--- Begin Stored records ---

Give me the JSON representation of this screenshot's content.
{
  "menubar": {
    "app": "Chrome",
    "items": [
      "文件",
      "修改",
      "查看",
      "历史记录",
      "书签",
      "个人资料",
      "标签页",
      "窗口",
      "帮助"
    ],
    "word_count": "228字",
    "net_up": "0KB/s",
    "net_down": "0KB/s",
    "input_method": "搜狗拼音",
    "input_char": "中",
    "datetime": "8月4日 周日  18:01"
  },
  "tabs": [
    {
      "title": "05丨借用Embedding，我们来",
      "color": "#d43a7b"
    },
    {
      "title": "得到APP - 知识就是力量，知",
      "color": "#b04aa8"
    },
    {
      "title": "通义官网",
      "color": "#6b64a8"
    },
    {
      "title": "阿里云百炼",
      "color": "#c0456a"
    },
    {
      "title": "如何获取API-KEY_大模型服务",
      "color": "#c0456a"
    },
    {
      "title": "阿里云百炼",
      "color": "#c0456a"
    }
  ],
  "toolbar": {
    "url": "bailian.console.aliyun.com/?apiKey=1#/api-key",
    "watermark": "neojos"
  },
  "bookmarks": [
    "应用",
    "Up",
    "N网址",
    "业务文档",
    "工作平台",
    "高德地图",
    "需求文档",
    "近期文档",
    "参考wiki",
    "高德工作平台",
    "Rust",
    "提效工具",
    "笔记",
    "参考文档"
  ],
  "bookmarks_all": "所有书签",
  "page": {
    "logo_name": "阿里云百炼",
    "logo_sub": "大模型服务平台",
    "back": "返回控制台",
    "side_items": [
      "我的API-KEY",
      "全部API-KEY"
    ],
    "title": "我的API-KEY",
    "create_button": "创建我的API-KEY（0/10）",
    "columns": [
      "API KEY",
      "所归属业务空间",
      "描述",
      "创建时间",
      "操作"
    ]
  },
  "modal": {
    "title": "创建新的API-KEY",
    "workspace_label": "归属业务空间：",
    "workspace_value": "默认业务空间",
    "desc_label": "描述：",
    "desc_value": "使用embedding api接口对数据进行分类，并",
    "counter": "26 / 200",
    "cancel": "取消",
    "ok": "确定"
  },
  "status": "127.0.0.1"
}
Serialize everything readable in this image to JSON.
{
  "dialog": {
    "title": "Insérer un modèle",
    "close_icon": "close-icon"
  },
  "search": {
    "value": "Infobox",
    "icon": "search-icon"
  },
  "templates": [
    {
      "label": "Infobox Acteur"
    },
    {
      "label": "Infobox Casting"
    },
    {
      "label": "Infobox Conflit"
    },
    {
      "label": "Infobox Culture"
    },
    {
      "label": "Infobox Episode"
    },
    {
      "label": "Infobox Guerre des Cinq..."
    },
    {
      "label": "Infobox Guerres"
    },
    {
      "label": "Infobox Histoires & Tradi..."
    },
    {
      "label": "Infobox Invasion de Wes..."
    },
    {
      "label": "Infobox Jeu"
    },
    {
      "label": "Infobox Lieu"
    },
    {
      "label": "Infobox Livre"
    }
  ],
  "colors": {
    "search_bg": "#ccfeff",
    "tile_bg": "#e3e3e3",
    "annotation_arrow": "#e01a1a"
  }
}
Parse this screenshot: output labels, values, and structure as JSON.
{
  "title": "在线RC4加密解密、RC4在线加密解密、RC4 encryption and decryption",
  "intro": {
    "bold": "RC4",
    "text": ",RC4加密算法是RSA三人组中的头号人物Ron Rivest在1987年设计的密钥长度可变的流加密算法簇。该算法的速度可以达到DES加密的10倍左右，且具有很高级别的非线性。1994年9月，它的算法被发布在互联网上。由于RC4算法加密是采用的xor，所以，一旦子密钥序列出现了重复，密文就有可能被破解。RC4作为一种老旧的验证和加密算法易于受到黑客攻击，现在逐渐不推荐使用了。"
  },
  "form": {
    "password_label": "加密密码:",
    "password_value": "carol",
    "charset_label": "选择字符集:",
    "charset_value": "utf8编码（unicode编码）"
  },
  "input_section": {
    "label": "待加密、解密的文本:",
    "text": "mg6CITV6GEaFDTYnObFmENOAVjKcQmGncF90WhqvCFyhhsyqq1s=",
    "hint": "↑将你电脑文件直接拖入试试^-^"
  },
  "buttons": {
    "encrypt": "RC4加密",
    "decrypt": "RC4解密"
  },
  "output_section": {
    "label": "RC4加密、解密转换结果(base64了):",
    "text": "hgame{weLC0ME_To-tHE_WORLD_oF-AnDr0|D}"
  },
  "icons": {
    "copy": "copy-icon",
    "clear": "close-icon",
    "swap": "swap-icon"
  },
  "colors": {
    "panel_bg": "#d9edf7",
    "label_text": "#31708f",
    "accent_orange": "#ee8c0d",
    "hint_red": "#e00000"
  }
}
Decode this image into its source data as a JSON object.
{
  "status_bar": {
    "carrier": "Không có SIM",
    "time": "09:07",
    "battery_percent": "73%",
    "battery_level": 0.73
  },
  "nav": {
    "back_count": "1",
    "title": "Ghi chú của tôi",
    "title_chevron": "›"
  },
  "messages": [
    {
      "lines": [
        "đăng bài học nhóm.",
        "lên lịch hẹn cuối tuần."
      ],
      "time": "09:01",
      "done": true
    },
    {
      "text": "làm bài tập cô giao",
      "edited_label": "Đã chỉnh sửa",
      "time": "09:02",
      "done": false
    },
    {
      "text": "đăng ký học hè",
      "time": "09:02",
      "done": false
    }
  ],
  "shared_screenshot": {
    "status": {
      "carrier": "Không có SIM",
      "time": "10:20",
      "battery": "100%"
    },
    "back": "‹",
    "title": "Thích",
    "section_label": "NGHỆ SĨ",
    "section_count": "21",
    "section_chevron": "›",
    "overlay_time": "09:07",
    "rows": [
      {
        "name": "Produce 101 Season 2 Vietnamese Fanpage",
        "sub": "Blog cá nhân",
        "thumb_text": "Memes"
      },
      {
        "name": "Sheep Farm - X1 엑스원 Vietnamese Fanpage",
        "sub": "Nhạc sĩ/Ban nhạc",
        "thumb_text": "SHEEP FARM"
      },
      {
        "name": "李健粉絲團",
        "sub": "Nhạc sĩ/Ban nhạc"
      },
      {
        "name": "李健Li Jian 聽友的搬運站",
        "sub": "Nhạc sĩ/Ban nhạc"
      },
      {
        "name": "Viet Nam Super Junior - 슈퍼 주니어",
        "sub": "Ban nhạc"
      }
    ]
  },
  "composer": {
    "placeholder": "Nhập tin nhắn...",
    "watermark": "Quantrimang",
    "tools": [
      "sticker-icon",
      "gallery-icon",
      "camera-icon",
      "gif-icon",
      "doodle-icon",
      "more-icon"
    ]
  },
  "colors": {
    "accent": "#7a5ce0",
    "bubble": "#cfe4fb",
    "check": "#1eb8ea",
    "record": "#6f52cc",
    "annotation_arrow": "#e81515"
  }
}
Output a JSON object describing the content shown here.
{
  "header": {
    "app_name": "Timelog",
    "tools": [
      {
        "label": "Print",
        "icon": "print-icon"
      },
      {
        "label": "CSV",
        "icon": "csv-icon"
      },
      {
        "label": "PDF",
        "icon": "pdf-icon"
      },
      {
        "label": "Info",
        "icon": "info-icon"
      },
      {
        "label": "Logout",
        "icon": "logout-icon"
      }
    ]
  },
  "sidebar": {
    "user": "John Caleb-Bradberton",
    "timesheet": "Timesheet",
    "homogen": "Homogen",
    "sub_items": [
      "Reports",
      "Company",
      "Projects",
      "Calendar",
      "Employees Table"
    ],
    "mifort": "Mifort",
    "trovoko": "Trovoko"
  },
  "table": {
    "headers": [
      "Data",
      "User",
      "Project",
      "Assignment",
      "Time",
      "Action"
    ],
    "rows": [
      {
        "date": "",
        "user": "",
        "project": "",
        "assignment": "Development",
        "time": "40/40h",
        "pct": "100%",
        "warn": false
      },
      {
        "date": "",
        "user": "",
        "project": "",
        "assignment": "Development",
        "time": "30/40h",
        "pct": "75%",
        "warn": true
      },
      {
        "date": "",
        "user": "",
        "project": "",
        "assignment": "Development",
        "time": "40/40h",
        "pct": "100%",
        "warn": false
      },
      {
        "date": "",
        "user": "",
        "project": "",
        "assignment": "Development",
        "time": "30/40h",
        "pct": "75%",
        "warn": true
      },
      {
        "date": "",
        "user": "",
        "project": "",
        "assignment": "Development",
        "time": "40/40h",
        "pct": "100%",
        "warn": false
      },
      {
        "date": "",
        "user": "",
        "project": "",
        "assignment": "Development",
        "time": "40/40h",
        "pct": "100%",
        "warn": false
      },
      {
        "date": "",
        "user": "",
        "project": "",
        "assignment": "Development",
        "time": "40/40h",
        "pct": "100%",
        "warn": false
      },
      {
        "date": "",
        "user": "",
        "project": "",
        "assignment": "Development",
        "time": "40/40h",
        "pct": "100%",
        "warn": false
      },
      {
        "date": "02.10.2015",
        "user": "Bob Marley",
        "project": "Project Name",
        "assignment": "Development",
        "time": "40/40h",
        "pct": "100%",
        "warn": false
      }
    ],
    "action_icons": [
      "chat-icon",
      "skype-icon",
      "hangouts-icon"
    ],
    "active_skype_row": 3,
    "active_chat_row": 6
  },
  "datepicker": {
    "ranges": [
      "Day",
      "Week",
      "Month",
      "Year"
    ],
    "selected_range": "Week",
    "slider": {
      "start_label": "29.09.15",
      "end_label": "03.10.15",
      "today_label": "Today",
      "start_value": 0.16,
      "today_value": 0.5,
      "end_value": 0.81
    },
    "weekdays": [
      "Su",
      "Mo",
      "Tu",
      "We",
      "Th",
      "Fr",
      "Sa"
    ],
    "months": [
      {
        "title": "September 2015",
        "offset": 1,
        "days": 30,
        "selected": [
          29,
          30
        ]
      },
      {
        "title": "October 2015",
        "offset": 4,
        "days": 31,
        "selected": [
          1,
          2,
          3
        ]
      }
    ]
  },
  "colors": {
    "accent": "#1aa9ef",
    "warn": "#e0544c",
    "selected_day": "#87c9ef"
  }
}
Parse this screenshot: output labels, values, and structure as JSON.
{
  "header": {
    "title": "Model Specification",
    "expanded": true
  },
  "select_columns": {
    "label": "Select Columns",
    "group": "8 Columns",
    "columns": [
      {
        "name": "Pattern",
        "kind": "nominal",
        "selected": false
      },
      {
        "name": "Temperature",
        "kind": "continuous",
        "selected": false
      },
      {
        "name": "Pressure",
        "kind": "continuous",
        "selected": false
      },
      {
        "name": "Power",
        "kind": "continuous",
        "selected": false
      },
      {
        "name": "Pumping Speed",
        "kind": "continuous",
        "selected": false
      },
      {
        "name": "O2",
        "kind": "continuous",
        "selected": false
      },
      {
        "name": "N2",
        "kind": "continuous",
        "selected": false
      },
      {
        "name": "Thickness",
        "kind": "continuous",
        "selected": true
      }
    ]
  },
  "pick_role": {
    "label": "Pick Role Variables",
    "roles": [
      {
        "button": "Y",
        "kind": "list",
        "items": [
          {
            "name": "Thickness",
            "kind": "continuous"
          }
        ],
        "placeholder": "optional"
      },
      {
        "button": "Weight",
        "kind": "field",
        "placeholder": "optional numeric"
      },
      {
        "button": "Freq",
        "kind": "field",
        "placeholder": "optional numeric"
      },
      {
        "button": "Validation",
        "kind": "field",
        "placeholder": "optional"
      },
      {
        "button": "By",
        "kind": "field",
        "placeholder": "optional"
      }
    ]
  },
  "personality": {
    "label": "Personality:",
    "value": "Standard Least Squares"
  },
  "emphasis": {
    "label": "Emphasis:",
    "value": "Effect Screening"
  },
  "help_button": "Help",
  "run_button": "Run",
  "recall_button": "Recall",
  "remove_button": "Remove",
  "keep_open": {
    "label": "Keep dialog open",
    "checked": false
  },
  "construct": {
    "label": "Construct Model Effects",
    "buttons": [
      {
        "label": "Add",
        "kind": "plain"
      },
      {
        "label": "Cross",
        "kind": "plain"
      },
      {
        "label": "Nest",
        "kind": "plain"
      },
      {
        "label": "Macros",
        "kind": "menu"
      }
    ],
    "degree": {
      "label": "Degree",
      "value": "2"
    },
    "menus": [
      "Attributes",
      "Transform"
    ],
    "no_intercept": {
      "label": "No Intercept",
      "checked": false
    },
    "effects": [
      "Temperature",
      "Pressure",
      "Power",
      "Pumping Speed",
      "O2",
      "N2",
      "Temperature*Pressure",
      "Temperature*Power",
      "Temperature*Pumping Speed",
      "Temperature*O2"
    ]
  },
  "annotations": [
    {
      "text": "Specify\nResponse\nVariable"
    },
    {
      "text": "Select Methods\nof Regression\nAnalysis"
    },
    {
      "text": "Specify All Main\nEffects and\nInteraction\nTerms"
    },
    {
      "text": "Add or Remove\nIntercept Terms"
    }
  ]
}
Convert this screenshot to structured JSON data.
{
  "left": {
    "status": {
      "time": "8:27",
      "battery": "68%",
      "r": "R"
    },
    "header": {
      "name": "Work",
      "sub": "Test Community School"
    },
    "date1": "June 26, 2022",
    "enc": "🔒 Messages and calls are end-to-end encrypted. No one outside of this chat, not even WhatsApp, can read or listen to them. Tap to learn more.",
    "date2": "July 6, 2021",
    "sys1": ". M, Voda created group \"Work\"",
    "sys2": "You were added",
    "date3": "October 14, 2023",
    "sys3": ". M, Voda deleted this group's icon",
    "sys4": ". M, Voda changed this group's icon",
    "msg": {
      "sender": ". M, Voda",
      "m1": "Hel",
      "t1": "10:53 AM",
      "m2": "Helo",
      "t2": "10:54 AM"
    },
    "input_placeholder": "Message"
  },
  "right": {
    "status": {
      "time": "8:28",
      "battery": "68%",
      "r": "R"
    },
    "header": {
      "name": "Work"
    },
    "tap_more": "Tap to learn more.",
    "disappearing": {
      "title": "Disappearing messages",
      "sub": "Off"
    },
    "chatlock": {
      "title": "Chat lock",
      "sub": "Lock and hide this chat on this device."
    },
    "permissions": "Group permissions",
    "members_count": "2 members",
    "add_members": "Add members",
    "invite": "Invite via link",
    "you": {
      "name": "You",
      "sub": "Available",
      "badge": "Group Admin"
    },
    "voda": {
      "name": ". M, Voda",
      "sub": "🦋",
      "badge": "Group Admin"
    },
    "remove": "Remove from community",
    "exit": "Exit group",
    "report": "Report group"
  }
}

--- End Stored records ---

# Description of the task
Read through the entries and copy each line in which "Model" appears.

# Result for this exercise
    "title": "Model Specification",
    "label": "Construct Model Effects",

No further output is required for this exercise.